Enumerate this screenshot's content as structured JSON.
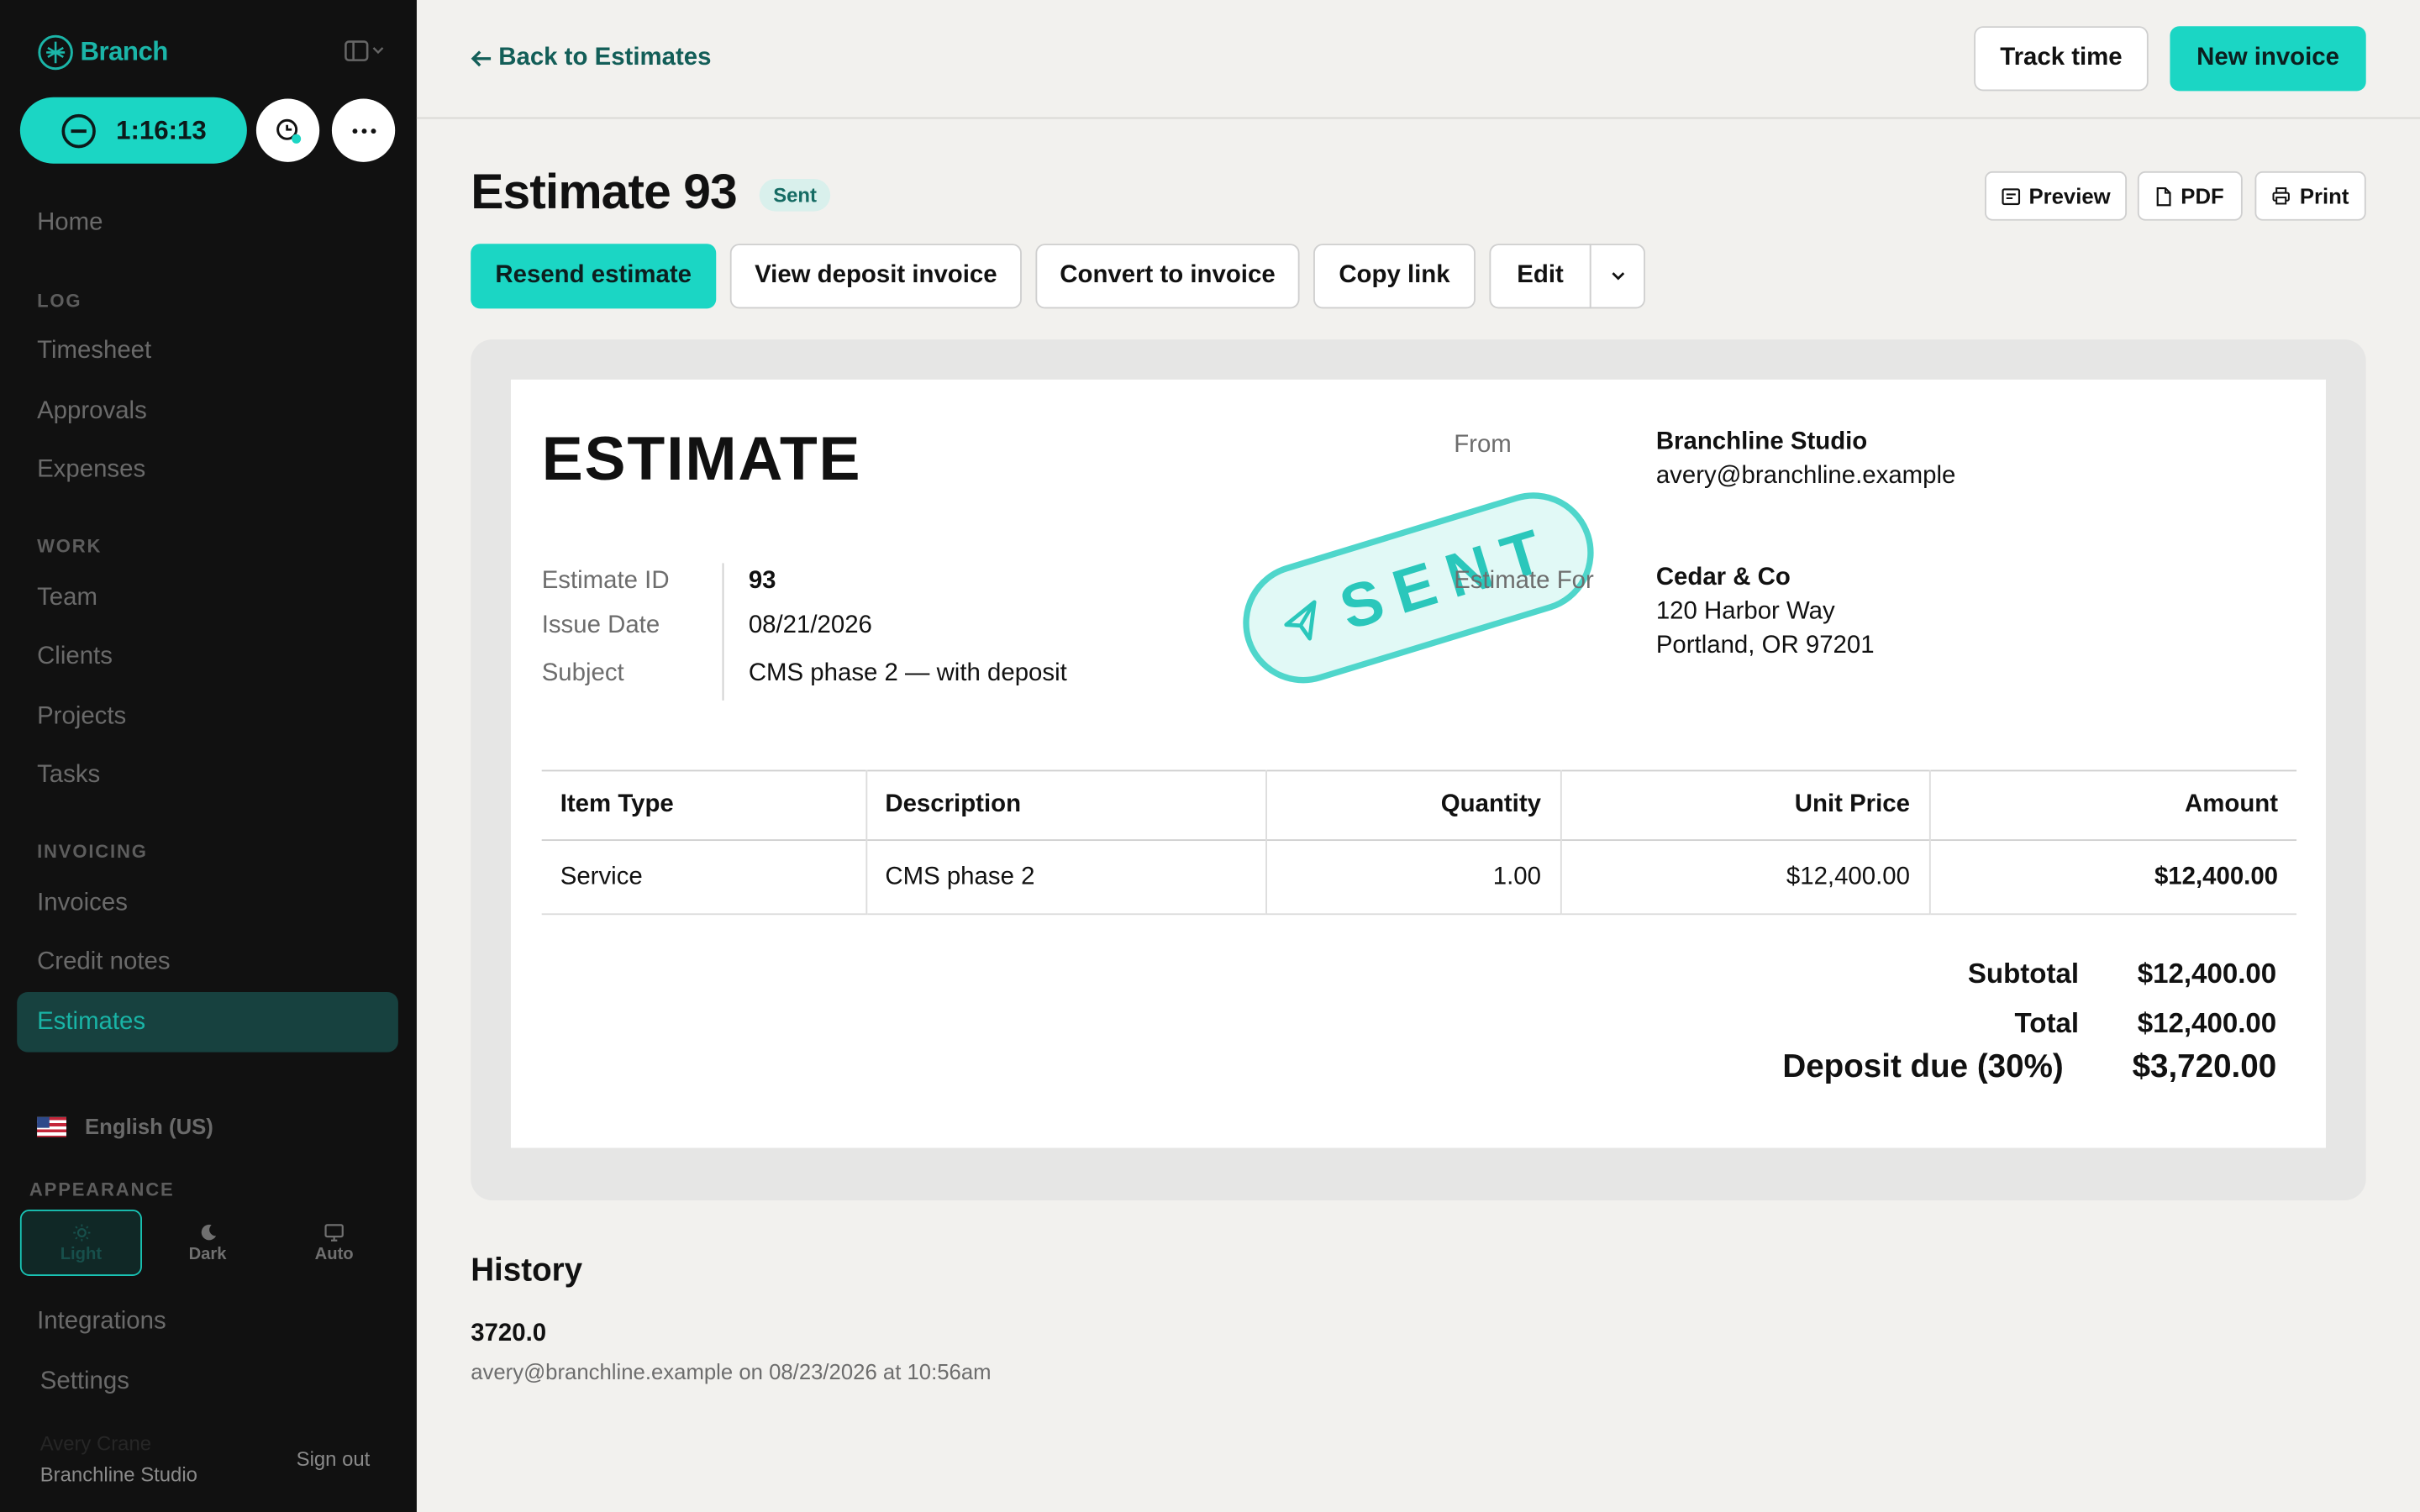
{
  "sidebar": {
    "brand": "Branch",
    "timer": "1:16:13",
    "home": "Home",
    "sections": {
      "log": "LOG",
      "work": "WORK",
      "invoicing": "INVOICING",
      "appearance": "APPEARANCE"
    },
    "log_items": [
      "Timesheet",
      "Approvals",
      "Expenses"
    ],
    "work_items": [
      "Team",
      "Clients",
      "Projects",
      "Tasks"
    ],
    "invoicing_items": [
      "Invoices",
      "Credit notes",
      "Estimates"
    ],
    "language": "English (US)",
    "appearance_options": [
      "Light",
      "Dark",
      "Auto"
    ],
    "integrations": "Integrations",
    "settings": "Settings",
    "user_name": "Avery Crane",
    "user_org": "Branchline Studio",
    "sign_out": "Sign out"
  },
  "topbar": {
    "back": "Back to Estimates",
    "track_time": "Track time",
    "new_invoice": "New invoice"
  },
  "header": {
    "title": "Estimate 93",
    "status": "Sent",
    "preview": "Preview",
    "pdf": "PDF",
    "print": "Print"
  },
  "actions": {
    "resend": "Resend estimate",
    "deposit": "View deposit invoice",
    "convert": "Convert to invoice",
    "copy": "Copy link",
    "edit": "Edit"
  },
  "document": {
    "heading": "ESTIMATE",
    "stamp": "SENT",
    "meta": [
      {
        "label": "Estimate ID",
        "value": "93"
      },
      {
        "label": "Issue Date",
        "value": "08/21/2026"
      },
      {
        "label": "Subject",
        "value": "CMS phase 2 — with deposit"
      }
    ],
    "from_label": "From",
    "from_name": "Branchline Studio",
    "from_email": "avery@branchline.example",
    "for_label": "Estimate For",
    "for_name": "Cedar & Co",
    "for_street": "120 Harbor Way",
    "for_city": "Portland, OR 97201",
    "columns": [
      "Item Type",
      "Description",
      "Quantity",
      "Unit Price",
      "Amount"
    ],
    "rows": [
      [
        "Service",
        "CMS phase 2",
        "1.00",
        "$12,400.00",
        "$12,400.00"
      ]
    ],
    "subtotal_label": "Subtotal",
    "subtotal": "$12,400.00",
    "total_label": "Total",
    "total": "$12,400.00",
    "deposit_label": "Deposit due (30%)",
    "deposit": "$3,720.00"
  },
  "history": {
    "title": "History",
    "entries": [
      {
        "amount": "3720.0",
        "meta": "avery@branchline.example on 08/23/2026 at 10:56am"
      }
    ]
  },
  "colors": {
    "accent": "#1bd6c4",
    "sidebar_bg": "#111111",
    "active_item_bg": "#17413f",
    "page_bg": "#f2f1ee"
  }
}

--

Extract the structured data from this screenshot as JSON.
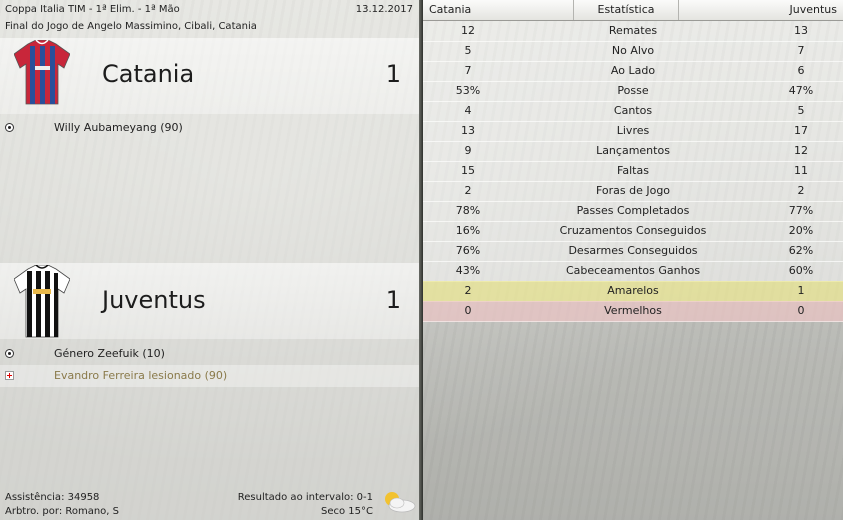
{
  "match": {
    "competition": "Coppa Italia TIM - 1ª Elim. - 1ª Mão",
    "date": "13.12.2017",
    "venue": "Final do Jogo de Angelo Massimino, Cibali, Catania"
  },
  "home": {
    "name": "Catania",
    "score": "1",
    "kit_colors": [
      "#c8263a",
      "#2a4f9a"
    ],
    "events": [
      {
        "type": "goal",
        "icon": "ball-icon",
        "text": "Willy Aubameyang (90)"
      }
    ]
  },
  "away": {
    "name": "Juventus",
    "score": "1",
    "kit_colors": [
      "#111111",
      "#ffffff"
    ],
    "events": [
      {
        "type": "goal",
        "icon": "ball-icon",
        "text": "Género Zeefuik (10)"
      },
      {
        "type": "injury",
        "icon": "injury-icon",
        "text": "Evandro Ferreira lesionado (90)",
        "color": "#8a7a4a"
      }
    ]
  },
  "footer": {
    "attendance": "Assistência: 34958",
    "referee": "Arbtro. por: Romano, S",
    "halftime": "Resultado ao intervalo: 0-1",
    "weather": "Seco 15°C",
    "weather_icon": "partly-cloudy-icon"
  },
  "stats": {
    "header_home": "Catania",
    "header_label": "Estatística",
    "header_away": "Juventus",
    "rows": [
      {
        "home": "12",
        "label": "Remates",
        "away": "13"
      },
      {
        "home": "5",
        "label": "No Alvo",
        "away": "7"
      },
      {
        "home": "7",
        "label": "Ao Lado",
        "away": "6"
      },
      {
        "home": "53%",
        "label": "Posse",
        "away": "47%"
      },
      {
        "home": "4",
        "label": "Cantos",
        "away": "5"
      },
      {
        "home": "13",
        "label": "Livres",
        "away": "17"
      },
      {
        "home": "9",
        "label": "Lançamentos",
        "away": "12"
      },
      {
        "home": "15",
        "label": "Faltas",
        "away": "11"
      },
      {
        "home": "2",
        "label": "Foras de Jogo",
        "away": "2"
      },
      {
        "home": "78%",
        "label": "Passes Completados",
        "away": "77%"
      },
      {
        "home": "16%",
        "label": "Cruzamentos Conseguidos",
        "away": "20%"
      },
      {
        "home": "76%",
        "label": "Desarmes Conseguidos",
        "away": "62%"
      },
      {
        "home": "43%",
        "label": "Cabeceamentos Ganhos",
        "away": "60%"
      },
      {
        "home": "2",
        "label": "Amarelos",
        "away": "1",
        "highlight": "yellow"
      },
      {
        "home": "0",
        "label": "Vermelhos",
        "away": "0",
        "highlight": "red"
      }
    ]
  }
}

**What you should do**
Search the entries for the word "Studio", then gather every line that has it.

**The completed task**
    "user_org": "Branchline Studio",
    "from_name": "Branchline Studio",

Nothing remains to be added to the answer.